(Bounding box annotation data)

^^^^^^^^^^^^^^^^

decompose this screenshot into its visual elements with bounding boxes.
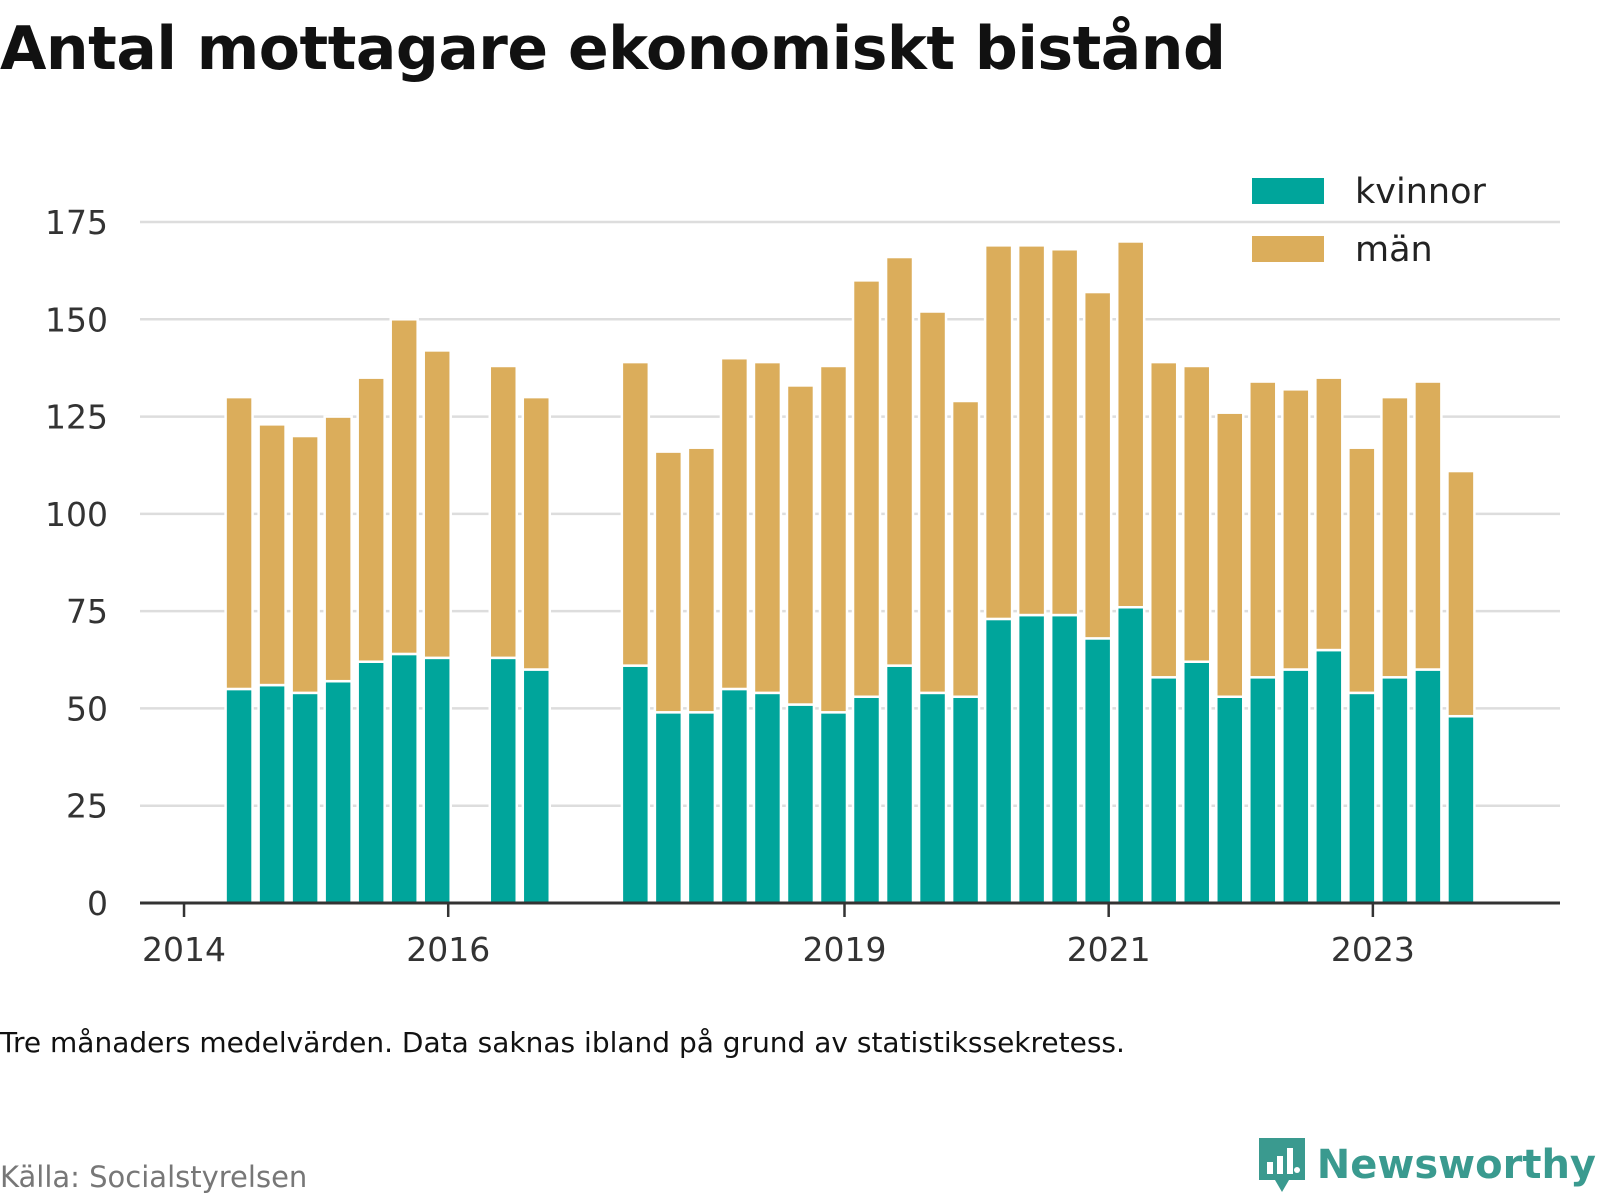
bar-kvinnor-2014-11 — [290, 691, 320, 905]
bar-kvinnor-2017-05 — [620, 664, 651, 905]
bar-kvinnor-2022-11 — [1347, 691, 1377, 905]
bar-kvinnor-2019-05 — [884, 664, 915, 905]
bar-kvinnor-2018-11 — [818, 711, 849, 905]
bar-kvinnor-2019-02 — [851, 695, 882, 905]
x-tick-label: 2021 — [1067, 930, 1151, 969]
bar-kvinnor-2022-05 — [1281, 668, 1311, 905]
bar-kvinnor-2014-08 — [257, 683, 287, 905]
x-tick-label: 2019 — [803, 930, 887, 969]
x-tick-label: 2014 — [142, 930, 226, 969]
bar-man-2021-11 — [1215, 411, 1245, 699]
bar-kvinnor-2015-11 — [422, 656, 452, 905]
bar-man-2022-05 — [1281, 388, 1311, 671]
bars — [224, 240, 1476, 905]
bar-kvinnor-2018-05 — [752, 691, 783, 905]
bar-man-2021-02 — [1115, 240, 1146, 609]
y-tick-label: 0 — [87, 884, 108, 923]
bar-man-2019-11 — [950, 399, 981, 699]
legend: kvinnor män — [1240, 170, 1510, 270]
bar-kvinnor-2015-08 — [389, 652, 419, 905]
bar-chart-logo-icon — [1258, 1138, 1305, 1192]
bar-kvinnor-2017-11 — [686, 711, 717, 905]
y-tick-label: 175 — [45, 203, 108, 242]
bar-man-2020-11 — [1082, 290, 1113, 640]
bar-man-2019-08 — [917, 310, 948, 695]
stacked-bar-chart: 0 25 50 75 100 125 150 175 2014 2016 2019 2021 2023… — [45, 170, 1560, 969]
bar-kvinnor-2021-02 — [1115, 606, 1146, 905]
bar-man-2020-02 — [983, 244, 1014, 621]
bar-man-2014-08 — [257, 423, 287, 687]
bar-kvinnor-2016-05 — [488, 656, 518, 905]
legend-label-kvinnor: kvinnor — [1355, 172, 1486, 212]
bar-kvinnor-2014-05 — [224, 687, 254, 905]
bar-man-2023-08 — [1446, 469, 1476, 718]
bar-kvinnor-2020-08 — [1049, 613, 1080, 905]
bar-man-2018-02 — [719, 356, 750, 691]
bar-kvinnor-2021-05 — [1148, 676, 1179, 905]
bar-man-2020-05 — [1016, 244, 1047, 617]
bar-man-2022-02 — [1248, 380, 1278, 679]
bar-man-2019-02 — [851, 279, 882, 699]
bar-kvinnor-2020-05 — [1016, 613, 1047, 905]
y-tick-label: 100 — [45, 495, 108, 534]
bar-man-2021-05 — [1148, 360, 1179, 679]
bar-kvinnor-2019-08 — [917, 691, 948, 905]
bar-kvinnor-2020-02 — [983, 617, 1014, 905]
y-tick-label: 50 — [66, 689, 108, 728]
legend-swatch-kvinnor — [1252, 178, 1324, 204]
y-axis-ticks: 0 25 50 75 100 125 150 175 — [45, 203, 108, 923]
x-axis: 2014 2016 2019 2021 2023 — [140, 901, 1560, 969]
bar-man-2014-05 — [224, 395, 254, 691]
y-tick-label: 150 — [45, 300, 108, 339]
y-tick-label: 25 — [66, 787, 108, 826]
bar-kvinnor-2015-05 — [356, 660, 386, 905]
bar-man-2021-08 — [1182, 364, 1212, 663]
bar-man-2019-05 — [884, 255, 915, 667]
bar-kvinnor-2021-11 — [1215, 695, 1245, 905]
bar-man-2015-05 — [356, 376, 386, 663]
bar-man-2017-11 — [686, 446, 717, 714]
y-tick-label: 75 — [66, 592, 108, 631]
bar-kvinnor-2023-02 — [1380, 676, 1410, 905]
bar-kvinnor-2015-02 — [323, 679, 353, 905]
bar-man-2015-08 — [389, 318, 419, 656]
bar-kvinnor-2022-02 — [1248, 676, 1278, 905]
bar-man-2015-02 — [323, 415, 353, 683]
x-tick-label: 2023 — [1331, 930, 1415, 969]
brand-name: Newsworthy — [1316, 1142, 1596, 1188]
x-tick-label: 2016 — [406, 930, 490, 969]
bar-man-2020-08 — [1049, 247, 1080, 617]
legend-swatch-man — [1252, 236, 1324, 262]
legend-label-man: män — [1355, 230, 1433, 270]
bar-man-2017-05 — [620, 360, 651, 667]
bar-man-2017-08 — [653, 450, 684, 714]
bar-man-2014-11 — [290, 434, 320, 695]
bar-man-2016-08 — [521, 395, 552, 671]
bar-kvinnor-2018-08 — [785, 703, 816, 905]
bar-kvinnor-2023-05 — [1413, 668, 1443, 905]
bar-man-2018-11 — [818, 364, 849, 714]
bar-man-2023-05 — [1413, 380, 1443, 671]
bar-man-2015-11 — [422, 349, 452, 660]
source-label: Källa: Socialstyrelsen — [0, 1160, 308, 1194]
y-tick-label: 125 — [45, 398, 108, 437]
brand-logo: Newsworthy — [1257, 1136, 1596, 1194]
bar-man-2016-05 — [488, 364, 518, 660]
bar-kvinnor-2023-08 — [1446, 714, 1476, 905]
chart-note: Tre månaders medelvärden. Data saknas ib… — [0, 1026, 1125, 1059]
bar-man-2022-08 — [1314, 376, 1344, 652]
bar-man-2018-08 — [785, 384, 816, 706]
bar-kvinnor-2021-08 — [1182, 660, 1212, 905]
bar-man-2022-11 — [1347, 446, 1377, 695]
bar-kvinnor-2020-11 — [1082, 637, 1113, 905]
bar-kvinnor-2016-08 — [521, 668, 552, 905]
bar-kvinnor-2017-08 — [653, 711, 684, 905]
bar-kvinnor-2022-08 — [1314, 648, 1344, 905]
bar-kvinnor-2018-02 — [719, 687, 750, 905]
bar-kvinnor-2019-11 — [950, 695, 981, 905]
chart-title: Antal mottagare ekonomiskt bistånd — [0, 14, 1226, 84]
bar-man-2023-02 — [1380, 395, 1410, 679]
grid-lines — [140, 220, 1560, 807]
bar-man-2018-05 — [752, 360, 783, 695]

^^^^^^^^^^^^^^^^

How many lines of the listing above contain the string "brand"? Case counts. Reply with the number alone.

2